* [What is asked]: Retype all of the data. Every line must match exactly.

* [Data shown]:
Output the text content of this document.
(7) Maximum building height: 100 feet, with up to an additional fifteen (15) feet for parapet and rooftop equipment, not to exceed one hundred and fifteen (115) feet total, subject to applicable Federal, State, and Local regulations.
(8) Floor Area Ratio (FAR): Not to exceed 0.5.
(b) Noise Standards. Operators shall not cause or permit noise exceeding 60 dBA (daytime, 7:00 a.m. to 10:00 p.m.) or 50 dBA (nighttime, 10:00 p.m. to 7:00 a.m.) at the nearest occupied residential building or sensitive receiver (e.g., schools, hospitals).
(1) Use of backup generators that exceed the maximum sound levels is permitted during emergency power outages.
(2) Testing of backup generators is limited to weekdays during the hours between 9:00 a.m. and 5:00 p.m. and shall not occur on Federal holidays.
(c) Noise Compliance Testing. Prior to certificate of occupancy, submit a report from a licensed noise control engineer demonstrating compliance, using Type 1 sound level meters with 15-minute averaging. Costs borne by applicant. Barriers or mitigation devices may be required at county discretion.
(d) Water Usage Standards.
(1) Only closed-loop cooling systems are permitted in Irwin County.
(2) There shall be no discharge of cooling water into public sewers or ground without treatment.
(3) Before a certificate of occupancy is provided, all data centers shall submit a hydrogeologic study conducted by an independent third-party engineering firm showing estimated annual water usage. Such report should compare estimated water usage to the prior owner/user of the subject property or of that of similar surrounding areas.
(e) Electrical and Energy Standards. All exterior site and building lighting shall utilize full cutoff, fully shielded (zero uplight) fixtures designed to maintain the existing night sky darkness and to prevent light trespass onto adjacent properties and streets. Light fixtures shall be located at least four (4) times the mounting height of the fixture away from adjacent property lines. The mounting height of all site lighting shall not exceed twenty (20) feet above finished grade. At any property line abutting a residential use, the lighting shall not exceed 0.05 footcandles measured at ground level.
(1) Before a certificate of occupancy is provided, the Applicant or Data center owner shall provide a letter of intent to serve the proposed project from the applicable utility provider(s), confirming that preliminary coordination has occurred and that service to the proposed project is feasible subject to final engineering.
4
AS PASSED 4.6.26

* [Solution for this exercise]:
Output the text content of this document.
(7) Maximum building height: 100 feet, with up to an additional fifteen (15) feet for parapet and rooftop equipment, not to exceed one hundred and fifteen (115) feet total, subject to applicable Federal, State, and Local regulations.
(8) Floor Area Ratio (FAR): Not to exceed 0.5.
(b) Noise Standards. Operators shall not cause or permit noise exceeding 60 dBA (daytime, 7:00 a.m. to 10:00 p.m.) or 50 dBA (nighttime, 10:00 p.m. to 7:00 a.m.) at the nearest occupied residential building or sensitive receiver (e.g., schools, hospitals).
(1) Use of backup generators that exceed the maximum sound levels is permitted during emergency power outages.
(2) Testing of backup generators is limited to weekdays during the hours between 9:00 a.m. and 5:00 p.m. and shall not occur on Federal holidays.
(c) Noise Compliance Testing. Prior to certificate of occupancy, submit a report from a licensed noise control engineer demonstrating compliance, using Type 1 sound level meters with 15-minute averaging. Costs borne by applicant. Barriers or mitigation devices may be required at county discretion.
(d) Water Usage Standards.
(1) Only closed-loop cooling systems are permitted in Irwin County.
(2) There shall be no discharge of cooling water into public sewers or ground without treatment.
(3) Before a certificate of occupancy is provided, all data centers shall submit a hydrogeologic study conducted by an independent third-party engineering firm showing estimated annual water usage. Such report should compare estimated water usage to the prior owner/user of the subject property or of that of similar surrounding areas.
(e) Electrical and Energy Standards. All exterior site and building lighting shall utilize full cutoff, fully shielded (zero uplight) fixtures designed to maintain the existing night sky darkness and to prevent light trespass onto adjacent properties and streets. Light fixtures shall be located at least four (4) times the mounting height of the fixture away from adjacent property lines. The mounting height of all site lighting shall not exceed twenty (20) feet above finished grade. At any property line abutting a residential use, the lighting shall not exceed 0.05 footcandles measured at ground level.
(1) Before a certificate of occupancy is provided, the Applicant or Data center owner shall provide a letter of intent to serve the proposed project from the applicable utility provider(s), confirming that preliminary coordination has occurred and that service to the proposed project is feasible subject to final engineering.
4
AS PASSED 4.6.26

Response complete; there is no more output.